Required work:
Check each line of the material below for the string "투자금액", then report how many lines have it, and nothing else.

─── Dataset records

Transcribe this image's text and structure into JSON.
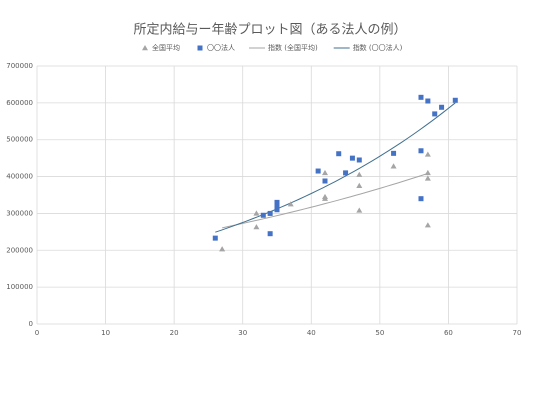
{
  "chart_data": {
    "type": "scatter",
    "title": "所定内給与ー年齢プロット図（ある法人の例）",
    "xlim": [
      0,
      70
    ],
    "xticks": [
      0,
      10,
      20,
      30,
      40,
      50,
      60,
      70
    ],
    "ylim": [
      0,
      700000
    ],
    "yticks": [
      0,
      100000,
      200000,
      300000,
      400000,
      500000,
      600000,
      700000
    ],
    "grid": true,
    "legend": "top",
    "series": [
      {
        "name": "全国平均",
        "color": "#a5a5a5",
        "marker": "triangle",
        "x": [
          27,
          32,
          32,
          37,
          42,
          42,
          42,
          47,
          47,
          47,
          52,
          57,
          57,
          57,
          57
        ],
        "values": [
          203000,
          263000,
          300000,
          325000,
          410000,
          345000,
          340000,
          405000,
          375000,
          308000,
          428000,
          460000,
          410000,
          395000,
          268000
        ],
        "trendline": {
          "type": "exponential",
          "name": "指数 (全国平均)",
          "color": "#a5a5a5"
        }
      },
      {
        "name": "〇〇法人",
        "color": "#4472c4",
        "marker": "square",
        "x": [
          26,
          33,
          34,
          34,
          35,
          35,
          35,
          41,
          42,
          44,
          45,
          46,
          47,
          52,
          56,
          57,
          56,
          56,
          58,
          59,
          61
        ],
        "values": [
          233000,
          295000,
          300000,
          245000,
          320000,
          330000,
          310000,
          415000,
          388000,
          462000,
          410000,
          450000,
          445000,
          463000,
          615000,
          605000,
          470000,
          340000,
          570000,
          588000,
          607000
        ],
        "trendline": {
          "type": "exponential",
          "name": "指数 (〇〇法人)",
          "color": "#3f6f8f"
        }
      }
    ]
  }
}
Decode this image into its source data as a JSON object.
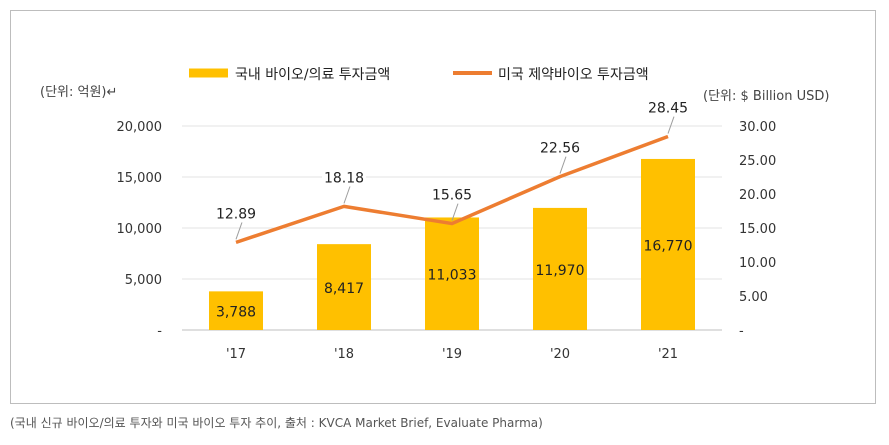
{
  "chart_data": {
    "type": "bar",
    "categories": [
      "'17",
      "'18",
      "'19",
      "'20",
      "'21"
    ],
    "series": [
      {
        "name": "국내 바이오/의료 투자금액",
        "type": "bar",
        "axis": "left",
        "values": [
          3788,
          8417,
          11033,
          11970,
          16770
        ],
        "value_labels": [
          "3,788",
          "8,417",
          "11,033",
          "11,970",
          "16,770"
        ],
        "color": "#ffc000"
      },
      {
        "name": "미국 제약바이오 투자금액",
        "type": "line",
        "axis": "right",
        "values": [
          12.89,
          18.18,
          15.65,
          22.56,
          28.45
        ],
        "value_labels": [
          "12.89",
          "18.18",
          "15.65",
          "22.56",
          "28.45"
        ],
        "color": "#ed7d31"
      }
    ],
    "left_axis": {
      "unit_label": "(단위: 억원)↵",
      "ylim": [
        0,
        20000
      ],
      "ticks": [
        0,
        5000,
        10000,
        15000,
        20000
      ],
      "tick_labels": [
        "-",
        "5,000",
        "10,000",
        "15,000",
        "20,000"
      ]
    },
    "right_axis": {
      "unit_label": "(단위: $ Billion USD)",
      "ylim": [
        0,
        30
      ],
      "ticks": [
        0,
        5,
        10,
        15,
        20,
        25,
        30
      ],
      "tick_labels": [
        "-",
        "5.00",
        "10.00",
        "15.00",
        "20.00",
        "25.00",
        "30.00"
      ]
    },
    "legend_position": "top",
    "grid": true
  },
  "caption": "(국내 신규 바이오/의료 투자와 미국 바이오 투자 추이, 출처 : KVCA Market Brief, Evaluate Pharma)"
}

──────
─── Dataset records

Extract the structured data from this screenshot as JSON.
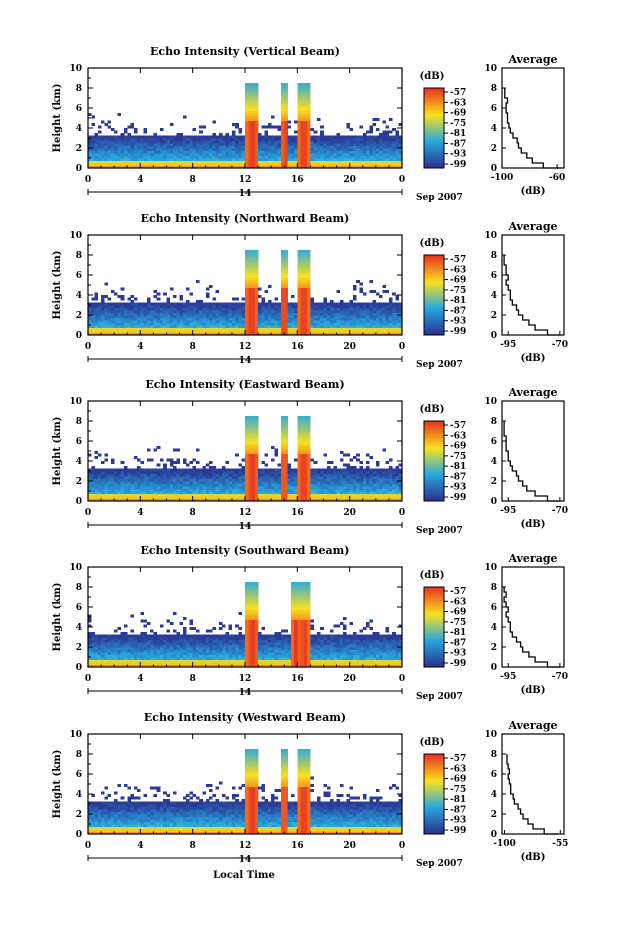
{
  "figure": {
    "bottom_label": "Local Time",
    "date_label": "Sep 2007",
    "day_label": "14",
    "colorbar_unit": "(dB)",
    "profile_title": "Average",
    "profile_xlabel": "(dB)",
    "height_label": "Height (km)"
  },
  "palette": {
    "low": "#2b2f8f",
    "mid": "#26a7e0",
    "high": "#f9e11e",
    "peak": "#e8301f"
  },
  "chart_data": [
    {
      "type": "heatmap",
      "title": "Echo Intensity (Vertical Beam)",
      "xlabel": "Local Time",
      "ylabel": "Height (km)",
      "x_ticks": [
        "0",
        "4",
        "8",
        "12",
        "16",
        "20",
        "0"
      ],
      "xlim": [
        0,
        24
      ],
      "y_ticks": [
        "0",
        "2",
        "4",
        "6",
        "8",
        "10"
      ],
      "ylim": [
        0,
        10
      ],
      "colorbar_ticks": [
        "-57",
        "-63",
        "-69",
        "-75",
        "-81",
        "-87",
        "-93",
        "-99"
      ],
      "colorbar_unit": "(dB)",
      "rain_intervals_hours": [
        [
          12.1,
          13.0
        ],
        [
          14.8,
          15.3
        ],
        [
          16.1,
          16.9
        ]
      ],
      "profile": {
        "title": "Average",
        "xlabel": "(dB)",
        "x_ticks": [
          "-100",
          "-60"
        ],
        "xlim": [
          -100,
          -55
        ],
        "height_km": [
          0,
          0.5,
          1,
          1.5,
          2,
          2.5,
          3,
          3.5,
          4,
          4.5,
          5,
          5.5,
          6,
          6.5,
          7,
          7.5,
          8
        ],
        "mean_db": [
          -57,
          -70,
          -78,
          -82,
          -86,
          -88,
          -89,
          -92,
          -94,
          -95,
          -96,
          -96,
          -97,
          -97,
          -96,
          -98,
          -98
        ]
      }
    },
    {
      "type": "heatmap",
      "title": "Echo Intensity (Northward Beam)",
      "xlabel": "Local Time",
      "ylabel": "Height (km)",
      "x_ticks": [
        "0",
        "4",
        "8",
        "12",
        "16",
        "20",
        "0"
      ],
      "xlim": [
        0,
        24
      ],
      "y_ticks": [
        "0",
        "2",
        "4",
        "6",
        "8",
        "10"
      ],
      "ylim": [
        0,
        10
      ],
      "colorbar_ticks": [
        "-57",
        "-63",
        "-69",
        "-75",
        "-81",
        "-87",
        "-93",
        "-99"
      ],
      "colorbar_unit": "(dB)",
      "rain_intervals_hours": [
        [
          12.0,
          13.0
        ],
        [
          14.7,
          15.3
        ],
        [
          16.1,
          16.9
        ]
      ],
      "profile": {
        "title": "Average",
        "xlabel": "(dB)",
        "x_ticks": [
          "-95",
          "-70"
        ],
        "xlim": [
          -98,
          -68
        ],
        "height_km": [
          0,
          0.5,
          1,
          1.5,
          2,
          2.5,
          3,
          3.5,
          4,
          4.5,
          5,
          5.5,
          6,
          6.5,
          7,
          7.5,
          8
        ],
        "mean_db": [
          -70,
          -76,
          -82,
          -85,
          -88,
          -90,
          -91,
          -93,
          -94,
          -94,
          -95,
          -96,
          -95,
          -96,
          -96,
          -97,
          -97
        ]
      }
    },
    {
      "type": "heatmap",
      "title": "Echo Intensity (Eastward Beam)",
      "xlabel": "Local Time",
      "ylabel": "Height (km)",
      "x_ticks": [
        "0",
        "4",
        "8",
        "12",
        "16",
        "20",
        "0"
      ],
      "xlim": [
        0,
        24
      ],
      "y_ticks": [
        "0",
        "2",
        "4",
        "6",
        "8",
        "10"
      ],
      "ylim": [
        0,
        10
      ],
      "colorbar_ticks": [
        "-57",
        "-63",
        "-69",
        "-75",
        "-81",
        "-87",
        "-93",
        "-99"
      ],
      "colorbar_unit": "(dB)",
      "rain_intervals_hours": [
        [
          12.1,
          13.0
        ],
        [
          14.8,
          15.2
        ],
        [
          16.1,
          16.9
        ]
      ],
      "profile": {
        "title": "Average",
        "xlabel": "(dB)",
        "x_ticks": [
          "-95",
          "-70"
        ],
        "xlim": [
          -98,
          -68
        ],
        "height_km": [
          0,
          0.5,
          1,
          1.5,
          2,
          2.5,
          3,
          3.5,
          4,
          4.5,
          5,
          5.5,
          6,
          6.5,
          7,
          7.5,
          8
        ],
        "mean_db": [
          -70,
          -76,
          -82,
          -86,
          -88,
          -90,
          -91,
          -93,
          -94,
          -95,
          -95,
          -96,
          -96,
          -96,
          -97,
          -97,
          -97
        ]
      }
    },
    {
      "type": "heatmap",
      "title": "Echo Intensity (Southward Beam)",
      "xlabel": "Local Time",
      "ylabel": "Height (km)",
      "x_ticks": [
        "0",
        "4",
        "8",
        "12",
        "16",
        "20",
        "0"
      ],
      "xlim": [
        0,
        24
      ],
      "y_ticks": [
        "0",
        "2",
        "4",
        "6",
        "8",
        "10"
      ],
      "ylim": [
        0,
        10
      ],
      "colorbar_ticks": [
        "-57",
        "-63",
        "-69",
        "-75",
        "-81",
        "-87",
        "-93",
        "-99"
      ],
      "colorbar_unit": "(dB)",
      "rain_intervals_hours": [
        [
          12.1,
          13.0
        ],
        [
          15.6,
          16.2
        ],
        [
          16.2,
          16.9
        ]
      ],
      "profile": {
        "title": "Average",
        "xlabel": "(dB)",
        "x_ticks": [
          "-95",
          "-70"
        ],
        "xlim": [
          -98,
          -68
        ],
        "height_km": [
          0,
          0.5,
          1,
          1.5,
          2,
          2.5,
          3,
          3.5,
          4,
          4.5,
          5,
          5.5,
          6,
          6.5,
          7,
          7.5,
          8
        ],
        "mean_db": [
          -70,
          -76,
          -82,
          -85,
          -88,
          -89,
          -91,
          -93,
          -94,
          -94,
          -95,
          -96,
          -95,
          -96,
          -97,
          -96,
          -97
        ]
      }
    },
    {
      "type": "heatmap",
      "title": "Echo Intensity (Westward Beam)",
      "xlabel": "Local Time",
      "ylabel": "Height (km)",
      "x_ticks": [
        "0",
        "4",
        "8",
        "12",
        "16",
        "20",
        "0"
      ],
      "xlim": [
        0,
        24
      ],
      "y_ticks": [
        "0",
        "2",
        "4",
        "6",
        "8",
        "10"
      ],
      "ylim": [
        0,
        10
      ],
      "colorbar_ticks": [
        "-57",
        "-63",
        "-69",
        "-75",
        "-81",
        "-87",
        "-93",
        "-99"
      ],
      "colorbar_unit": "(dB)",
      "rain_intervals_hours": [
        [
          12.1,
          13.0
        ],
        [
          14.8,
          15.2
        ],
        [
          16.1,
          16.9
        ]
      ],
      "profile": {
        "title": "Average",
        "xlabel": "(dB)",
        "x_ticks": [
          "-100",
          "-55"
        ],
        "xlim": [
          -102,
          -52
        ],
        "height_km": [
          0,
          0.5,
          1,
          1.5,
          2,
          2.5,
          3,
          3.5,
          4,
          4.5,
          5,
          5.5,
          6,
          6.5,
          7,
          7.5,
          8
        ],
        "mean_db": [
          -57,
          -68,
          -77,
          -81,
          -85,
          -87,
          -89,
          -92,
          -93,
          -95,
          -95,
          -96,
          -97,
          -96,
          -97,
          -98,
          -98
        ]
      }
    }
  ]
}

──────
─── Dataset records

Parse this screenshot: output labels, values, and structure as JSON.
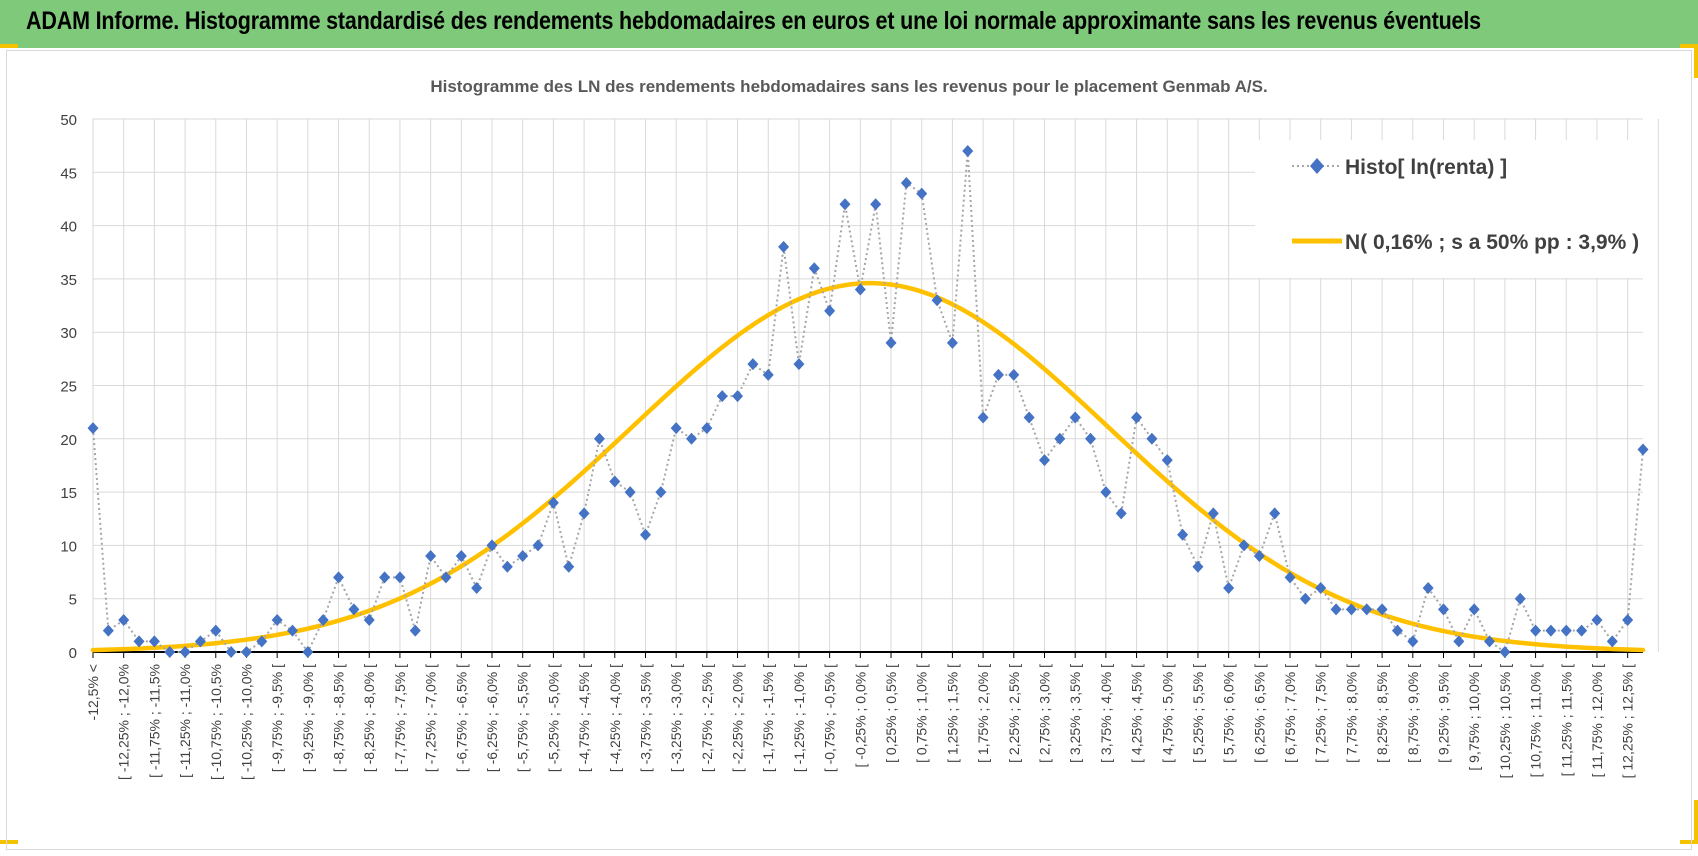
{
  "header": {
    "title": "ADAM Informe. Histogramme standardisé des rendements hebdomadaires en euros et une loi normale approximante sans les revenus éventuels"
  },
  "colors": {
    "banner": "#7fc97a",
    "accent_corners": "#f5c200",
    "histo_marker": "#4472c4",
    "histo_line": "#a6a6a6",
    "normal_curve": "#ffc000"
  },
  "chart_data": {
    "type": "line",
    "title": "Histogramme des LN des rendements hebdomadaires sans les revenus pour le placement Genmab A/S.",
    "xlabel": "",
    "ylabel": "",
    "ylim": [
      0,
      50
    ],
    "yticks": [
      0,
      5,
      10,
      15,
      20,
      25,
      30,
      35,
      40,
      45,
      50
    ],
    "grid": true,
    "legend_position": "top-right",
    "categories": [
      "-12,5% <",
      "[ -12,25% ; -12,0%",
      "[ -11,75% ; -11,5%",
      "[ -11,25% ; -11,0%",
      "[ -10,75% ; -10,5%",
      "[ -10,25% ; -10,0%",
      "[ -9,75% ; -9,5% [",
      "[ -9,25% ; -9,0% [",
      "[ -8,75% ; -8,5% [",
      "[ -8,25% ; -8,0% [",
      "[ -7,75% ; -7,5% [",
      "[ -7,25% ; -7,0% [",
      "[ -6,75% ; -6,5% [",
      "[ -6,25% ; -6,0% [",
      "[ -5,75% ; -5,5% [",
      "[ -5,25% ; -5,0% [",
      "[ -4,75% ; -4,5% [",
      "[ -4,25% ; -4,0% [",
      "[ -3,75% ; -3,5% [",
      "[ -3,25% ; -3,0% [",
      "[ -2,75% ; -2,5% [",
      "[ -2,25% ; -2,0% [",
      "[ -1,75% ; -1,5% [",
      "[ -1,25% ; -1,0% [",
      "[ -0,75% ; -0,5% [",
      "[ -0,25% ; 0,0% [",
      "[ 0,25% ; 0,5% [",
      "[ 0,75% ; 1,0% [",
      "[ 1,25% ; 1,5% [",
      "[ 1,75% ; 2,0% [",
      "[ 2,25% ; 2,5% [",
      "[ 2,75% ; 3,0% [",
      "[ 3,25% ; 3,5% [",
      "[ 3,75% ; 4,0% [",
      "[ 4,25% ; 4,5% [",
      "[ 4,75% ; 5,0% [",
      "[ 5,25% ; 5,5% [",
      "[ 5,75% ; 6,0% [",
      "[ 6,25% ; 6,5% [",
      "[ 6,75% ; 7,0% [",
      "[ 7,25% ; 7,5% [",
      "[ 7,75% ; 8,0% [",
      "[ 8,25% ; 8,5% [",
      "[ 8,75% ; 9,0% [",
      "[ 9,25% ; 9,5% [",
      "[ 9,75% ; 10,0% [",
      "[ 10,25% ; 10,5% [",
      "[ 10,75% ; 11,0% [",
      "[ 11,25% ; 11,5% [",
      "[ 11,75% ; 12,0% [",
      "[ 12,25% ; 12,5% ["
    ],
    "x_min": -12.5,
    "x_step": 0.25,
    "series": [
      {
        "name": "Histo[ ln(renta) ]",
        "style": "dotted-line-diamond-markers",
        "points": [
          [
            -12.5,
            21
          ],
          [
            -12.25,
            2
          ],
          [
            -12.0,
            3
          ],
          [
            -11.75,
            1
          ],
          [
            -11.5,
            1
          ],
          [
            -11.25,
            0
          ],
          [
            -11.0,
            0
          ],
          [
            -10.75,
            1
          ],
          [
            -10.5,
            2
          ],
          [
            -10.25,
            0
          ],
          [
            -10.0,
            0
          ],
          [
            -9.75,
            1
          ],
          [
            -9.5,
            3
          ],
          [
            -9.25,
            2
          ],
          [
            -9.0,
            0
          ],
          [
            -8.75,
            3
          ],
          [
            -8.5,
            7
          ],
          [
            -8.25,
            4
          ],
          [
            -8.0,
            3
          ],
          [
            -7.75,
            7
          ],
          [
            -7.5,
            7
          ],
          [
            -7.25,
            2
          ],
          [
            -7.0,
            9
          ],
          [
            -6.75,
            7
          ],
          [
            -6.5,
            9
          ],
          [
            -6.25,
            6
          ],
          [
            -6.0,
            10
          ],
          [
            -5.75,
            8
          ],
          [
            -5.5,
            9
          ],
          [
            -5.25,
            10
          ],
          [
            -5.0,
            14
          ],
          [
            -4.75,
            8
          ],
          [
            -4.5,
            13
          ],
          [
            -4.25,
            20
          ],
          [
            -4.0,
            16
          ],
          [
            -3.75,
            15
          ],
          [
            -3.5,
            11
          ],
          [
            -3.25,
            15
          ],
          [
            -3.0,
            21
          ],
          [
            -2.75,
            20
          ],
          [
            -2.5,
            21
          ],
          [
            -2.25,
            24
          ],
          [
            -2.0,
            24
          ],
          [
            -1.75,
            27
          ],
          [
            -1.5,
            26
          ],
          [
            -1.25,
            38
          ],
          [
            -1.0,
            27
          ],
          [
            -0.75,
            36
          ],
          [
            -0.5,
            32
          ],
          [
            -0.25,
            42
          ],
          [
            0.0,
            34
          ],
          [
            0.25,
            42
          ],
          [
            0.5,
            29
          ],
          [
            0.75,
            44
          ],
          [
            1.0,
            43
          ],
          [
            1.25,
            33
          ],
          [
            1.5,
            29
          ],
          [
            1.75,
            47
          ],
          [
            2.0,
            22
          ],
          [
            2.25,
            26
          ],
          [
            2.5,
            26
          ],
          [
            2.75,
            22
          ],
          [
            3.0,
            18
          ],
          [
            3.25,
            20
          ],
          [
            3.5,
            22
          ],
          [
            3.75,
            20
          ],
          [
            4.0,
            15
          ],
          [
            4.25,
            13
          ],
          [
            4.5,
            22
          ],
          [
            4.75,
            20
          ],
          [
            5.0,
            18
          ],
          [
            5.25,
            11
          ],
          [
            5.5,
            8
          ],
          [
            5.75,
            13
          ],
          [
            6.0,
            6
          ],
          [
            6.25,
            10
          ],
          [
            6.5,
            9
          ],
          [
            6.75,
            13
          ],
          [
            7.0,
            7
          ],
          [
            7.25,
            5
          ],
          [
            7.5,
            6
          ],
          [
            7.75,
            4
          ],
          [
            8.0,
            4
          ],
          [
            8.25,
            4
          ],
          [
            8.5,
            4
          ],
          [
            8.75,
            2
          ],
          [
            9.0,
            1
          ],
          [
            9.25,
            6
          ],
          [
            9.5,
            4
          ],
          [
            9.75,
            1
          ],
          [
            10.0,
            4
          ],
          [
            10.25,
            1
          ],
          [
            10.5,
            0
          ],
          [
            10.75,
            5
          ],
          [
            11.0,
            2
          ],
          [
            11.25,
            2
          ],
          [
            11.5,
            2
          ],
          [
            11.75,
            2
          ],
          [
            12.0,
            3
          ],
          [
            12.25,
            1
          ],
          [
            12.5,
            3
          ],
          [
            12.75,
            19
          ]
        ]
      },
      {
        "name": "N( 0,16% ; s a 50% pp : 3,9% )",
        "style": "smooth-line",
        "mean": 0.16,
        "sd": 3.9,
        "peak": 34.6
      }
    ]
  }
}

──────

Task response:
2